| Records shown |
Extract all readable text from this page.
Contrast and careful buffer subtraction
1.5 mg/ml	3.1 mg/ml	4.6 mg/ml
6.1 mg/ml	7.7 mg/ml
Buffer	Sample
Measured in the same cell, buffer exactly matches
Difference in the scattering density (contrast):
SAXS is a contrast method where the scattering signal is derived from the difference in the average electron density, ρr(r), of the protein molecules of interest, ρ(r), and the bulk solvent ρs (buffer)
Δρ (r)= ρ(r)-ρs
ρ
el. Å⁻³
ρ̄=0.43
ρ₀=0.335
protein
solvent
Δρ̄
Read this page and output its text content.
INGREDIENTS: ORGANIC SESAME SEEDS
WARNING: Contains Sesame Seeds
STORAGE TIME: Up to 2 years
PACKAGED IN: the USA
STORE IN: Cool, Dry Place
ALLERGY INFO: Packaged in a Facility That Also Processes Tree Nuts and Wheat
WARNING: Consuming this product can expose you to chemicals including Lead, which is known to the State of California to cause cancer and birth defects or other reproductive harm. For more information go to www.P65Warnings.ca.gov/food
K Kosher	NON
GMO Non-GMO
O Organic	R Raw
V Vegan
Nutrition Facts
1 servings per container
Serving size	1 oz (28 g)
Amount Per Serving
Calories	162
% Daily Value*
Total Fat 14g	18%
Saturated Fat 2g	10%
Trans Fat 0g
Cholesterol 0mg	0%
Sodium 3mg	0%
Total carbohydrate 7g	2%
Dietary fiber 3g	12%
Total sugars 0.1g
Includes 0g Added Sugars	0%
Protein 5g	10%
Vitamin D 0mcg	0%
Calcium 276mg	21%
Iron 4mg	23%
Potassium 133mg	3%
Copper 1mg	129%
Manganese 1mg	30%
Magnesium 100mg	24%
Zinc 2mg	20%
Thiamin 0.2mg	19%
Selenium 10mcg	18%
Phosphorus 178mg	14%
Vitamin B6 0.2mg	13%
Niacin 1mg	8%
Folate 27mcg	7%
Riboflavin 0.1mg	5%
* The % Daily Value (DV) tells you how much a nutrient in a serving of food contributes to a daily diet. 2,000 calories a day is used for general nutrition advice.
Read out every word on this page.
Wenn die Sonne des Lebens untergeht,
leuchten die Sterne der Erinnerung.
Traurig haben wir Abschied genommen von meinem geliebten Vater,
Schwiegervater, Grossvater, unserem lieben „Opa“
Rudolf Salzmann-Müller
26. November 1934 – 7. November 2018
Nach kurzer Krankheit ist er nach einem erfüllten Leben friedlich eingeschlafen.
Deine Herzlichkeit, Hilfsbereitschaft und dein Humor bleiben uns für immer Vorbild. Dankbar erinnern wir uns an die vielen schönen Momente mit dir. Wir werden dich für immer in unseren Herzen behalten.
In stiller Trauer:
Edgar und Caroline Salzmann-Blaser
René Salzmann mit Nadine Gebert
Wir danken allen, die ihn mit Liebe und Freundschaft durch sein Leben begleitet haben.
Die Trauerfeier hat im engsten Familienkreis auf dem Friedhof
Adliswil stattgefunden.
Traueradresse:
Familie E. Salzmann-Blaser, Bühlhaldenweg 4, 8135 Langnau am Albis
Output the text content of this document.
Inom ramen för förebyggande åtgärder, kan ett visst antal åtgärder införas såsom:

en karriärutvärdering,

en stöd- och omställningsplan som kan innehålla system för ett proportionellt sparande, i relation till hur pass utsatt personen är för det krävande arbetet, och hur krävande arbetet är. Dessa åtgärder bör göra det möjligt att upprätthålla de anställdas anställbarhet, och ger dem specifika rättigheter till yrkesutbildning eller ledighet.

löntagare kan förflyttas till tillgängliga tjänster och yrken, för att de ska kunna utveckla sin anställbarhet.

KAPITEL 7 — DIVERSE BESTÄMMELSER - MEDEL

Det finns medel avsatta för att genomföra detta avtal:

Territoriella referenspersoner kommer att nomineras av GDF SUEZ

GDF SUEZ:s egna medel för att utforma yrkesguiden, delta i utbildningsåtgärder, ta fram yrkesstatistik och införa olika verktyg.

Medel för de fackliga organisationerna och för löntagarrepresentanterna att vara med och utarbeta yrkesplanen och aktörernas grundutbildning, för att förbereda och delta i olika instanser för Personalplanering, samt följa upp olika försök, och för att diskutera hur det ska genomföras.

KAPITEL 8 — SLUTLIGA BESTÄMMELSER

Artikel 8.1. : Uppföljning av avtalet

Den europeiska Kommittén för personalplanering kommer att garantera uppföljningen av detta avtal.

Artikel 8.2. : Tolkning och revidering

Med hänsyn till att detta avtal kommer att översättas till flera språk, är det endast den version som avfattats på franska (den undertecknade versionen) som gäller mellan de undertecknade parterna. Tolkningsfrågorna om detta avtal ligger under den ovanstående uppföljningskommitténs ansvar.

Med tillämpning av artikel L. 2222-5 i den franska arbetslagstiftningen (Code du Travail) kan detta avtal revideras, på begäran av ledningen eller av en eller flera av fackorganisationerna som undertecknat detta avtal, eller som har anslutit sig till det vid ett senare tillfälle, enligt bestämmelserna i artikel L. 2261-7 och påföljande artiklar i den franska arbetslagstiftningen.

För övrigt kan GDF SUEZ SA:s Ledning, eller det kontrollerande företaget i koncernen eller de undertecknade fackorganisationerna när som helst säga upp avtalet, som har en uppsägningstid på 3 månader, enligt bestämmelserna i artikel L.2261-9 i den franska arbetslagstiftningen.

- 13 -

| Directions for this task |
Could every record be printed again exactly as it reads?

| Response to this task |
Extract all readable text from this page.
Contrast and careful buffer subtraction
1.5 mg/ml	3.1 mg/ml	4.6 mg/ml
6.1 mg/ml	7.7 mg/ml
Buffer	Sample
Measured in the same cell, buffer exactly matches
Difference in the scattering density (contrast):
SAXS is a contrast method where the scattering signal is derived from the difference in the average electron density, ρr(r), of the protein molecules of interest, ρ(r), and the bulk solvent ρs (buffer)
Δρ (r)= ρ(r)-ρs
ρ
el. Å⁻³
ρ̄=0.43
ρ₀=0.335
protein
solvent
Δρ̄
Read this page and output its text content.
INGREDIENTS: ORGANIC SESAME SEEDS
WARNING: Contains Sesame Seeds
STORAGE TIME: Up to 2 years
PACKAGED IN: the USA
STORE IN: Cool, Dry Place
ALLERGY INFO: Packaged in a Facility That Also Processes Tree Nuts and Wheat
WARNING: Consuming this product can expose you to chemicals including Lead, which is known to the State of California to cause cancer and birth defects or other reproductive harm. For more information go to www.P65Warnings.ca.gov/food
K Kosher	NON
GMO Non-GMO
O Organic	R Raw
V Vegan
Nutrition Facts
1 servings per container
Serving size	1 oz (28 g)
Amount Per Serving
Calories	162
% Daily Value*
Total Fat 14g	18%
Saturated Fat 2g	10%
Trans Fat 0g
Cholesterol 0mg	0%
Sodium 3mg	0%
Total carbohydrate 7g	2%
Dietary fiber 3g	12%
Total sugars 0.1g
Includes 0g Added Sugars	0%
Protein 5g	10%
Vitamin D 0mcg	0%
Calcium 276mg	21%
Iron 4mg	23%
Potassium 133mg	3%
Copper 1mg	129%
Manganese 1mg	30%
Magnesium 100mg	24%
Zinc 2mg	20%
Thiamin 0.2mg	19%
Selenium 10mcg	18%
Phosphorus 178mg	14%
Vitamin B6 0.2mg	13%
Niacin 1mg	8%
Folate 27mcg	7%
Riboflavin 0.1mg	5%
* The % Daily Value (DV) tells you how much a nutrient in a serving of food contributes to a daily diet. 2,000 calories a day is used for general nutrition advice.
Read out every word on this page.
Wenn die Sonne des Lebens untergeht,
leuchten die Sterne der Erinnerung.
Traurig haben wir Abschied genommen von meinem geliebten Vater,
Schwiegervater, Grossvater, unserem lieben „Opa“
Rudolf Salzmann-Müller
26. November 1934 – 7. November 2018
Nach kurzer Krankheit ist er nach einem erfüllten Leben friedlich eingeschlafen.
Deine Herzlichkeit, Hilfsbereitschaft und dein Humor bleiben uns für immer Vorbild. Dankbar erinnern wir uns an die vielen schönen Momente mit dir. Wir werden dich für immer in unseren Herzen behalten.
In stiller Trauer:
Edgar und Caroline Salzmann-Blaser
René Salzmann mit Nadine Gebert
Wir danken allen, die ihn mit Liebe und Freundschaft durch sein Leben begleitet haben.
Die Trauerfeier hat im engsten Familienkreis auf dem Friedhof
Adliswil stattgefunden.
Traueradresse:
Familie E. Salzmann-Blaser, Bühlhaldenweg 4, 8135 Langnau am Albis
Output the text content of this document.
Inom ramen för förebyggande åtgärder, kan ett visst antal åtgärder införas såsom:

en karriärutvärdering,

en stöd- och omställningsplan som kan innehålla system för ett proportionellt sparande, i relation till hur pass utsatt personen är för det krävande arbetet, och hur krävande arbetet är. Dessa åtgärder bör göra det möjligt att upprätthålla de anställdas anställbarhet, och ger dem specifika rättigheter till yrkesutbildning eller ledighet.

löntagare kan förflyttas till tillgängliga tjänster och yrken, för att de ska kunna utveckla sin anställbarhet.

KAPITEL 7 — DIVERSE BESTÄMMELSER - MEDEL

Det finns medel avsatta för att genomföra detta avtal:

Territoriella referenspersoner kommer att nomineras av GDF SUEZ

GDF SUEZ:s egna medel för att utforma yrkesguiden, delta i utbildningsåtgärder, ta fram yrkesstatistik och införa olika verktyg.

Medel för de fackliga organisationerna och för löntagarrepresentanterna att vara med och utarbeta yrkesplanen och aktörernas grundutbildning, för att förbereda och delta i olika instanser för Personalplanering, samt följa upp olika försök, och för att diskutera hur det ska genomföras.

KAPITEL 8 — SLUTLIGA BESTÄMMELSER

Artikel 8.1. : Uppföljning av avtalet

Den europeiska Kommittén för personalplanering kommer att garantera uppföljningen av detta avtal.

Artikel 8.2. : Tolkning och revidering

Med hänsyn till att detta avtal kommer att översättas till flera språk, är det endast den version som avfattats på franska (den undertecknade versionen) som gäller mellan de undertecknade parterna. Tolkningsfrågorna om detta avtal ligger under den ovanstående uppföljningskommitténs ansvar.

Med tillämpning av artikel L. 2222-5 i den franska arbetslagstiftningen (Code du Travail) kan detta avtal revideras, på begäran av ledningen eller av en eller flera av fackorganisationerna som undertecknat detta avtal, eller som har anslutit sig till det vid ett senare tillfälle, enligt bestämmelserna i artikel L. 2261-7 och påföljande artiklar i den franska arbetslagstiftningen.

För övrigt kan GDF SUEZ SA:s Ledning, eller det kontrollerande företaget i koncernen eller de undertecknade fackorganisationerna när som helst säga upp avtalet, som har en uppsägningstid på 3 månader, enligt bestämmelserna i artikel L.2261-9 i den franska arbetslagstiftningen.

- 13 -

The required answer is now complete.